What is expected: The records that follow are to be repeated without alteration.

Data excerpts:
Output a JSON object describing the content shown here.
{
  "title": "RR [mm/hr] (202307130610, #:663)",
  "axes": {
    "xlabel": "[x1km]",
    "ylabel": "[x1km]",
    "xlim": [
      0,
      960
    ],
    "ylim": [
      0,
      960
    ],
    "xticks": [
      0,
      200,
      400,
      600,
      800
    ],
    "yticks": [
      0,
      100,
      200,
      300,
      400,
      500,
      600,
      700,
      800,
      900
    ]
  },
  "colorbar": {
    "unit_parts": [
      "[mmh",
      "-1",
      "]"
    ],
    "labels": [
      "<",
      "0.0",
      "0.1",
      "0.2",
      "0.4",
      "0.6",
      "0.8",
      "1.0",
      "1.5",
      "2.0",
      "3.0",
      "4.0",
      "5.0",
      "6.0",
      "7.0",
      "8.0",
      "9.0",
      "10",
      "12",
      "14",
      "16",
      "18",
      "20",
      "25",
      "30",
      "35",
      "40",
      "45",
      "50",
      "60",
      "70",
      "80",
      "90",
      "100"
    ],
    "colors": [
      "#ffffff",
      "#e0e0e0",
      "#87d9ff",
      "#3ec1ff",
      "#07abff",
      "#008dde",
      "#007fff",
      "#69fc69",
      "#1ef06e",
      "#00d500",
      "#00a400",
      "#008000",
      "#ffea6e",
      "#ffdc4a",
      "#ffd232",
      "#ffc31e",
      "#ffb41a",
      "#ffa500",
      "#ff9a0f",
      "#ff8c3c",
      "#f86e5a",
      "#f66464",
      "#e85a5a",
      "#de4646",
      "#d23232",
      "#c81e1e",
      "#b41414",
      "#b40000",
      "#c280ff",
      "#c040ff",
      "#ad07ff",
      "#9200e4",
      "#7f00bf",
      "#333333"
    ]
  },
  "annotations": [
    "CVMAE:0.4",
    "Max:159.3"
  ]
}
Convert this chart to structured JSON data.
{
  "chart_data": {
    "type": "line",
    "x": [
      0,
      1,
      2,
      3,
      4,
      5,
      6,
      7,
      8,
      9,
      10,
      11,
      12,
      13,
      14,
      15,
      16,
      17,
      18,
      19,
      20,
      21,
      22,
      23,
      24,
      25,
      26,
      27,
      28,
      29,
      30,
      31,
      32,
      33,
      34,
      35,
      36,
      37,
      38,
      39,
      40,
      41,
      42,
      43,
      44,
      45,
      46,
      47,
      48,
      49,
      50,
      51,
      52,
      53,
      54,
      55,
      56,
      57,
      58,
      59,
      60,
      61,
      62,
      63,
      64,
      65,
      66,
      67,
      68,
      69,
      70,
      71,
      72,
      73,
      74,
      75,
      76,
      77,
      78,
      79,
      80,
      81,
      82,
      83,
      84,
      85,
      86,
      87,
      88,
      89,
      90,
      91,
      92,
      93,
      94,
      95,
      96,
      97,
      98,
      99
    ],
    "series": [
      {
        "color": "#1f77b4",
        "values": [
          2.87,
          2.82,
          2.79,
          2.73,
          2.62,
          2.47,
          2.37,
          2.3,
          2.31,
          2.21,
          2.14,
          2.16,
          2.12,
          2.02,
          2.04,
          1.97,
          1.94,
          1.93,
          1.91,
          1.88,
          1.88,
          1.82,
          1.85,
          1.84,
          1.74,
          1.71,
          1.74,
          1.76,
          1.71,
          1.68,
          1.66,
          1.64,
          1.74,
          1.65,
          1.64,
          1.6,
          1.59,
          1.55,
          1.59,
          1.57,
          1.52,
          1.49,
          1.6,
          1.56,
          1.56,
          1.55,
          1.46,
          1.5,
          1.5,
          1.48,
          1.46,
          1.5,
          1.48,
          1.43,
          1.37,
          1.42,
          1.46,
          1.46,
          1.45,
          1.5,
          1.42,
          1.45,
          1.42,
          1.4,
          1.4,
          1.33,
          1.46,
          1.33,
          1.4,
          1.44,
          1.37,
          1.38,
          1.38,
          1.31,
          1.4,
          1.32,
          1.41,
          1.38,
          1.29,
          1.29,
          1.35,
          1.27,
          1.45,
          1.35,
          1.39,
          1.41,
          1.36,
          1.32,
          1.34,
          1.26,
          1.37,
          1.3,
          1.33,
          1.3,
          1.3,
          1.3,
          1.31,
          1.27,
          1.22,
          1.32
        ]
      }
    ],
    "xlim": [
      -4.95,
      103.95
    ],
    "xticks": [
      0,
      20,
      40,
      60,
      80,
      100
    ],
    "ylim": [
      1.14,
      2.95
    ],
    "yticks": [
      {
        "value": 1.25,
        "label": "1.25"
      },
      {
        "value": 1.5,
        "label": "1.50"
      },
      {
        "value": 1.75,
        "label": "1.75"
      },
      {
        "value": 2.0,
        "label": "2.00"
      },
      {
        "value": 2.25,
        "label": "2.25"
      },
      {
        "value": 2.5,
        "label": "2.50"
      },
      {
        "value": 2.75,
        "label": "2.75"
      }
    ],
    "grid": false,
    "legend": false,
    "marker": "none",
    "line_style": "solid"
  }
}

Task solution:
Output a JSON object describing the content shown here.
{
  "title": "RR [mm/hr] (202307130610, #:663)",
  "axes": {
    "xlabel": "[x1km]",
    "ylabel": "[x1km]",
    "xlim": [
      0,
      960
    ],
    "ylim": [
      0,
      960
    ],
    "xticks": [
      0,
      200,
      400,
      600,
      800
    ],
    "yticks": [
      0,
      100,
      200,
      300,
      400,
      500,
      600,
      700,
      800,
      900
    ]
  },
  "colorbar": {
    "unit_parts": [
      "[mmh",
      "-1",
      "]"
    ],
    "labels": [
      "<",
      "0.0",
      "0.1",
      "0.2",
      "0.4",
      "0.6",
      "0.8",
      "1.0",
      "1.5",
      "2.0",
      "3.0",
      "4.0",
      "5.0",
      "6.0",
      "7.0",
      "8.0",
      "9.0",
      "10",
      "12",
      "14",
      "16",
      "18",
      "20",
      "25",
      "30",
      "35",
      "40",
      "45",
      "50",
      "60",
      "70",
      "80",
      "90",
      "100"
    ],
    "colors": [
      "#ffffff",
      "#e0e0e0",
      "#87d9ff",
      "#3ec1ff",
      "#07abff",
      "#008dde",
      "#007fff",
      "#69fc69",
      "#1ef06e",
      "#00d500",
      "#00a400",
      "#008000",
      "#ffea6e",
      "#ffdc4a",
      "#ffd232",
      "#ffc31e",
      "#ffb41a",
      "#ffa500",
      "#ff9a0f",
      "#ff8c3c",
      "#f86e5a",
      "#f66464",
      "#e85a5a",
      "#de4646",
      "#d23232",
      "#c81e1e",
      "#b41414",
      "#b40000",
      "#c280ff",
      "#c040ff",
      "#ad07ff",
      "#9200e4",
      "#7f00bf",
      "#333333"
    ]
  },
  "annotations": [
    "CVMAE:0.4",
    "Max:159.3"
  ]
}
Convert this chart to structured JSON data.
{
  "chart_data": {
    "type": "line",
    "x": [
      0,
      1,
      2,
      3,
      4,
      5,
      6,
      7,
      8,
      9,
      10,
      11,
      12,
      13,
      14,
      15,
      16,
      17,
      18,
      19,
      20,
      21,
      22,
      23,
      24,
      25,
      26,
      27,
      28,
      29,
      30,
      31,
      32,
      33,
      34,
      35,
      36,
      37,
      38,
      39,
      40,
      41,
      42,
      43,
      44,
      45,
      46,
      47,
      48,
      49,
      50,
      51,
      52,
      53,
      54,
      55,
      56,
      57,
      58,
      59,
      60,
      61,
      62,
      63,
      64,
      65,
      66,
      67,
      68,
      69,
      70,
      71,
      72,
      73,
      74,
      75,
      76,
      77,
      78,
      79,
      80,
      81,
      82,
      83,
      84,
      85,
      86,
      87,
      88,
      89,
      90,
      91,
      92,
      93,
      94,
      95,
      96,
      97,
      98,
      99
    ],
    "series": [
      {
        "color": "#1f77b4",
        "values": [
          2.87,
          2.82,
          2.79,
          2.73,
          2.62,
          2.47,
          2.37,
          2.3,
          2.31,
          2.21,
          2.14,
          2.16,
          2.12,
          2.02,
          2.04,
          1.97,
          1.94,
          1.93,
          1.91,
          1.88,
          1.88,
          1.82,
          1.85,
          1.84,
          1.74,
          1.71,
          1.74,
          1.76,
          1.71,
          1.68,
          1.66,
          1.64,
          1.74,
          1.65,
          1.64,
          1.6,
          1.59,
          1.55,
          1.59,
          1.57,
          1.52,
          1.49,
          1.6,
          1.56,
          1.56,
          1.55,
          1.46,
          1.5,
          1.5,
          1.48,
          1.46,
          1.5,
          1.48,
          1.43,
          1.37,
          1.42,
          1.46,
          1.46,
          1.45,
          1.5,
          1.42,
          1.45,
          1.42,
          1.4,
          1.4,
          1.33,
          1.46,
          1.33,
          1.4,
          1.44,
          1.37,
          1.38,
          1.38,
          1.31,
          1.4,
          1.32,
          1.41,
          1.38,
          1.29,
          1.29,
          1.35,
          1.27,
          1.45,
          1.35,
          1.39,
          1.41,
          1.36,
          1.32,
          1.34,
          1.26,
          1.37,
          1.3,
          1.33,
          1.3,
          1.3,
          1.3,
          1.31,
          1.27,
          1.22,
          1.32
        ]
      }
    ],
    "xlim": [
      -4.95,
      103.95
    ],
    "xticks": [
      0,
      20,
      40,
      60,
      80,
      100
    ],
    "ylim": [
      1.14,
      2.95
    ],
    "yticks": [
      {
        "value": 1.25,
        "label": "1.25"
      },
      {
        "value": 1.5,
        "label": "1.50"
      },
      {
        "value": 1.75,
        "label": "1.75"
      },
      {
        "value": 2.0,
        "label": "2.00"
      },
      {
        "value": 2.25,
        "label": "2.25"
      },
      {
        "value": 2.5,
        "label": "2.50"
      },
      {
        "value": 2.75,
        "label": "2.75"
      }
    ],
    "grid": false,
    "legend": false,
    "marker": "none",
    "line_style": "solid"
  }
}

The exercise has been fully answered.